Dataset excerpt
------------------------------------------------------------------------
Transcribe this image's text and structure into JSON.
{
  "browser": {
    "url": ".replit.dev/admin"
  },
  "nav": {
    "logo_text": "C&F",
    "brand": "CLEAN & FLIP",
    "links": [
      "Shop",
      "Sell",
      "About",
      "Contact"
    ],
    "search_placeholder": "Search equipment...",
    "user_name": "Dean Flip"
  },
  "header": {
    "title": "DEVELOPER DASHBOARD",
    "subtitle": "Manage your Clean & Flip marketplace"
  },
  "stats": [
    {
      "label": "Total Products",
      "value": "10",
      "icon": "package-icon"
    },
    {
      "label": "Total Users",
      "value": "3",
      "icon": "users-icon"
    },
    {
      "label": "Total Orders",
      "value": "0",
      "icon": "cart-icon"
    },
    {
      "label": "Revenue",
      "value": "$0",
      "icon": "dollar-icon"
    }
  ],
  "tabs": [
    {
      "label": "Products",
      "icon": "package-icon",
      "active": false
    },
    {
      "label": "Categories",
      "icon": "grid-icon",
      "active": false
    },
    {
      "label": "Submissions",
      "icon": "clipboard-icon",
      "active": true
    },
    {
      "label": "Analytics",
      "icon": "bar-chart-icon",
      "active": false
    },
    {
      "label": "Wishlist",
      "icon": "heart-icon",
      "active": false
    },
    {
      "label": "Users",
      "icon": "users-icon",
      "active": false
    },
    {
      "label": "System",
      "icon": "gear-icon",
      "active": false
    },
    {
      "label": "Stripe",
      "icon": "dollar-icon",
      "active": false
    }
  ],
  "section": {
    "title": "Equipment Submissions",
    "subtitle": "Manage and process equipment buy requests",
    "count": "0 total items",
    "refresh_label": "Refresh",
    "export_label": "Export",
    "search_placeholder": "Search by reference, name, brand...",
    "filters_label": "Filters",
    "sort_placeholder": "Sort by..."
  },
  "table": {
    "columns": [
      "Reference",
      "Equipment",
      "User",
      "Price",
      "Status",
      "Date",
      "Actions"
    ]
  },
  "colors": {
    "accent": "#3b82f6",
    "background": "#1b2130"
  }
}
------------------------------------------------------------------------
■ **Directions**
Print all of the entries again, exactly as written.

■ **Full solution**
Transcribe this image's text and structure into JSON.
{
  "browser": {
    "url": ".replit.dev/admin"
  },
  "nav": {
    "logo_text": "C&F",
    "brand": "CLEAN & FLIP",
    "links": [
      "Shop",
      "Sell",
      "About",
      "Contact"
    ],
    "search_placeholder": "Search equipment...",
    "user_name": "Dean Flip"
  },
  "header": {
    "title": "DEVELOPER DASHBOARD",
    "subtitle": "Manage your Clean & Flip marketplace"
  },
  "stats": [
    {
      "label": "Total Products",
      "value": "10",
      "icon": "package-icon"
    },
    {
      "label": "Total Users",
      "value": "3",
      "icon": "users-icon"
    },
    {
      "label": "Total Orders",
      "value": "0",
      "icon": "cart-icon"
    },
    {
      "label": "Revenue",
      "value": "$0",
      "icon": "dollar-icon"
    }
  ],
  "tabs": [
    {
      "label": "Products",
      "icon": "package-icon",
      "active": false
    },
    {
      "label": "Categories",
      "icon": "grid-icon",
      "active": false
    },
    {
      "label": "Submissions",
      "icon": "clipboard-icon",
      "active": true
    },
    {
      "label": "Analytics",
      "icon": "bar-chart-icon",
      "active": false
    },
    {
      "label": "Wishlist",
      "icon": "heart-icon",
      "active": false
    },
    {
      "label": "Users",
      "icon": "users-icon",
      "active": false
    },
    {
      "label": "System",
      "icon": "gear-icon",
      "active": false
    },
    {
      "label": "Stripe",
      "icon": "dollar-icon",
      "active": false
    }
  ],
  "section": {
    "title": "Equipment Submissions",
    "subtitle": "Manage and process equipment buy requests",
    "count": "0 total items",
    "refresh_label": "Refresh",
    "export_label": "Export",
    "search_placeholder": "Search by reference, name, brand...",
    "filters_label": "Filters",
    "sort_placeholder": "Sort by..."
  },
  "table": {
    "columns": [
      "Reference",
      "Equipment",
      "User",
      "Price",
      "Status",
      "Date",
      "Actions"
    ]
  },
  "colors": {
    "accent": "#3b82f6",
    "background": "#1b2130"
  }
}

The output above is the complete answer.